- WORK TO COMPLETE -
Extract every line of the material below and reproduce it faithfully.

(Structured figure records)
☆ ☆ ☆ ☆ ☆

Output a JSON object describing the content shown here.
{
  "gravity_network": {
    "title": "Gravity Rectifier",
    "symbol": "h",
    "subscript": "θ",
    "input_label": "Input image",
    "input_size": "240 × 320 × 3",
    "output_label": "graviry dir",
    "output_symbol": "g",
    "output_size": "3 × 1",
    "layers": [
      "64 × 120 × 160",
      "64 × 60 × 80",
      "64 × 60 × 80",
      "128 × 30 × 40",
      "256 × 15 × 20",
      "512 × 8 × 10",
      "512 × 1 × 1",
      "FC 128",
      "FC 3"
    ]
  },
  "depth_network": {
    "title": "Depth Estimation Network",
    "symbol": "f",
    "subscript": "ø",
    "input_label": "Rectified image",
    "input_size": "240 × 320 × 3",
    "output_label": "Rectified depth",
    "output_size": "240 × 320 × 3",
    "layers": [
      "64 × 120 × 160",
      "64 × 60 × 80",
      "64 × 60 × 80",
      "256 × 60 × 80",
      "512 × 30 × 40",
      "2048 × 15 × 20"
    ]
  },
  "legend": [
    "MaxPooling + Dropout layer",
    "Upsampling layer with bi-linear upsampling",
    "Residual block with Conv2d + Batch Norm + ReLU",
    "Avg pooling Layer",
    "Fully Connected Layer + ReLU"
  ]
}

☆ ☆ ☆ ☆ ☆

- EXERCISE ANSWER -
Output a JSON object describing the content shown here.
{
  "gravity_network": {
    "title": "Gravity Rectifier",
    "symbol": "h",
    "subscript": "θ",
    "input_label": "Input image",
    "input_size": "240 × 320 × 3",
    "output_label": "graviry dir",
    "output_symbol": "g",
    "output_size": "3 × 1",
    "layers": [
      "64 × 120 × 160",
      "64 × 60 × 80",
      "64 × 60 × 80",
      "128 × 30 × 40",
      "256 × 15 × 20",
      "512 × 8 × 10",
      "512 × 1 × 1",
      "FC 128",
      "FC 3"
    ]
  },
  "depth_network": {
    "title": "Depth Estimation Network",
    "symbol": "f",
    "subscript": "ø",
    "input_label": "Rectified image",
    "input_size": "240 × 320 × 3",
    "output_label": "Rectified depth",
    "output_size": "240 × 320 × 3",
    "layers": [
      "64 × 120 × 160",
      "64 × 60 × 80",
      "64 × 60 × 80",
      "256 × 60 × 80",
      "512 × 30 × 40",
      "2048 × 15 × 20"
    ]
  },
  "legend": [
    "MaxPooling + Dropout layer",
    "Upsampling layer with bi-linear upsampling",
    "Residual block with Conv2d + Batch Norm + ReLU",
    "Avg pooling Layer",
    "Fully Connected Layer + ReLU"
  ]
}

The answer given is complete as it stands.